[Begin Exercise inputs]
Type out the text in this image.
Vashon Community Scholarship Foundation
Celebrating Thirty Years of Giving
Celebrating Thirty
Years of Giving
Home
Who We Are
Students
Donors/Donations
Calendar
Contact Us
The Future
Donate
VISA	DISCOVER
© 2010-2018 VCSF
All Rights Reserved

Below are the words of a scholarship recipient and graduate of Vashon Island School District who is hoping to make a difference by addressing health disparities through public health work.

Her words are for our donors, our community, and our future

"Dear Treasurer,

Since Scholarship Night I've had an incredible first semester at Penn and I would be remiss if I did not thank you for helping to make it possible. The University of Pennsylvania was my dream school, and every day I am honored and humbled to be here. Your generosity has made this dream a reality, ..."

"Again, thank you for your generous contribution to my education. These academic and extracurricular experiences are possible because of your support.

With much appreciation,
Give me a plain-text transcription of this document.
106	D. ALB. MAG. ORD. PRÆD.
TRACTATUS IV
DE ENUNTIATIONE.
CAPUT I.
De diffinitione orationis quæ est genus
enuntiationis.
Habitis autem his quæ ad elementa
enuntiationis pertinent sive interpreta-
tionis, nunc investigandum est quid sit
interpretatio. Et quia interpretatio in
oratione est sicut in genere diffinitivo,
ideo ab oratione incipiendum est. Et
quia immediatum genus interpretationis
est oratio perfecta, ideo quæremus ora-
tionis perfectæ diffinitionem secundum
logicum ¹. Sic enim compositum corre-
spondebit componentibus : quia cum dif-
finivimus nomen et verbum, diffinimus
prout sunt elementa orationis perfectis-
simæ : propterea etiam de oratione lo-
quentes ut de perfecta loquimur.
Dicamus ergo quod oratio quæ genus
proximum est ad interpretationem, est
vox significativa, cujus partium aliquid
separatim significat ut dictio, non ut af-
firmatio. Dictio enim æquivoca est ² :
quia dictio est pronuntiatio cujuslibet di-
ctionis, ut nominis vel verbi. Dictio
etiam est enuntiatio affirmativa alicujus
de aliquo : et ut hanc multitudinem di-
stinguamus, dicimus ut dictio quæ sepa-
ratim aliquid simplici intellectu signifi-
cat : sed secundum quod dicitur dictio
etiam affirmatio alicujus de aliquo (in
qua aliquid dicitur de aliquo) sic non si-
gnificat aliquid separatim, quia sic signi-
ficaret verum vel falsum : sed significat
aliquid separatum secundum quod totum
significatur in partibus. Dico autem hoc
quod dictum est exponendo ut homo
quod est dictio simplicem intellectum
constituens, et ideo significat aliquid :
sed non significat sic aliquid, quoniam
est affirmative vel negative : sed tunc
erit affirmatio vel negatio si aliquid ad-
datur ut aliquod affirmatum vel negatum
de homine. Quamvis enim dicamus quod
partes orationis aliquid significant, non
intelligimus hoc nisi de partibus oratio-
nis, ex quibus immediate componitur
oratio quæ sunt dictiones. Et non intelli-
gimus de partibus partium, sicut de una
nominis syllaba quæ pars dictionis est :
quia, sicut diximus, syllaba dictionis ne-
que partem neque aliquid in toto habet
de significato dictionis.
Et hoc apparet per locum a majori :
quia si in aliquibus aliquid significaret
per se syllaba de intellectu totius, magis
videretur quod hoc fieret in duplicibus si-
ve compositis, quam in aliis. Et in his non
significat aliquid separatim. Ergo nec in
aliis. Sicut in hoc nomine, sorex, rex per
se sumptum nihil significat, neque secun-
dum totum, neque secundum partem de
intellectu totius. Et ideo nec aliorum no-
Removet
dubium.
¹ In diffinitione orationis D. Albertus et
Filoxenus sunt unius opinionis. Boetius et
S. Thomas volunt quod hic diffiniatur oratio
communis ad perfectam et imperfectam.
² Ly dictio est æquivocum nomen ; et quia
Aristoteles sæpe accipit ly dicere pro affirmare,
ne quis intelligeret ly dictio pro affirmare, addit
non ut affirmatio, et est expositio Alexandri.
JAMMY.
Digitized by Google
[End Exercise inputs]
- **Task details**: Of all the lines above, how many contain the word "aliis"? Answer with only the number.

- **The answer**: 2